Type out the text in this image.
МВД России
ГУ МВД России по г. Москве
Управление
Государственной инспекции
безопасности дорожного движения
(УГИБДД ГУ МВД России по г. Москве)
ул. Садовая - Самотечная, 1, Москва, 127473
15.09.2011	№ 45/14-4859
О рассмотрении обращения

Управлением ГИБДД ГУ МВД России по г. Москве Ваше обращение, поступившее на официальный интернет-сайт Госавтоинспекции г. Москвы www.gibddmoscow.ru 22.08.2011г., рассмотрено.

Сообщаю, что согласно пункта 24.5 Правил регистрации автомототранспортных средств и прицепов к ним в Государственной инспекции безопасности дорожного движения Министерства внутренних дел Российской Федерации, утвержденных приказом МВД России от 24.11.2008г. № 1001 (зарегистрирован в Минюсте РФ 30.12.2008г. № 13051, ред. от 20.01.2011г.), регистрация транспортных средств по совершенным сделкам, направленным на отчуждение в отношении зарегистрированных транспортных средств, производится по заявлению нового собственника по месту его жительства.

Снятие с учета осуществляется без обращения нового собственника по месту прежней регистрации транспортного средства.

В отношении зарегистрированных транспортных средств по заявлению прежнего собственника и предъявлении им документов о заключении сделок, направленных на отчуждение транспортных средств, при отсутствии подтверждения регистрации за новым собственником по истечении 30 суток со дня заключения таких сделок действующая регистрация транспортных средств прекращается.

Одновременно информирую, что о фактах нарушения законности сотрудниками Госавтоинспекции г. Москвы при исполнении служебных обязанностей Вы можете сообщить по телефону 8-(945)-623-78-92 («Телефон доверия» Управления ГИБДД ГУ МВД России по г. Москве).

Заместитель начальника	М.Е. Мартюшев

- - - -

Your objective
Return each line of the listing that holds the string "зарегистрированных".

Completed exercise
Сообщаю, что согласно пункта 24.5 Правил регистрации автомототранспортных средств и прицепов к ним в Государственной инспекции безопасности дорожного движения Министерства внутренних дел Российской Федерации, утвержденных приказом МВД России от 24.11.2008г. № 1001 (зарегистрирован в Минюсте РФ 30.12.2008г. № 13051, ред. от 20.01.2011г.), регистрация транспортных средств по совершенным сделкам, направленным на отчуждение в отношении зарегистрированных транспортных средств, производится по заявлению нового собственника по месту его жительства.
В отношении зарегистрированных транспортных средств по заявлению прежнего собственника и предъявлении им документов о заключении сделок, направленных на отчуждение транспортных средств, при отсутствии подтверждения регистрации за новым собственником по истечении 30 суток со дня заключения таких сделок действующая регистрация транспортных средств прекращается.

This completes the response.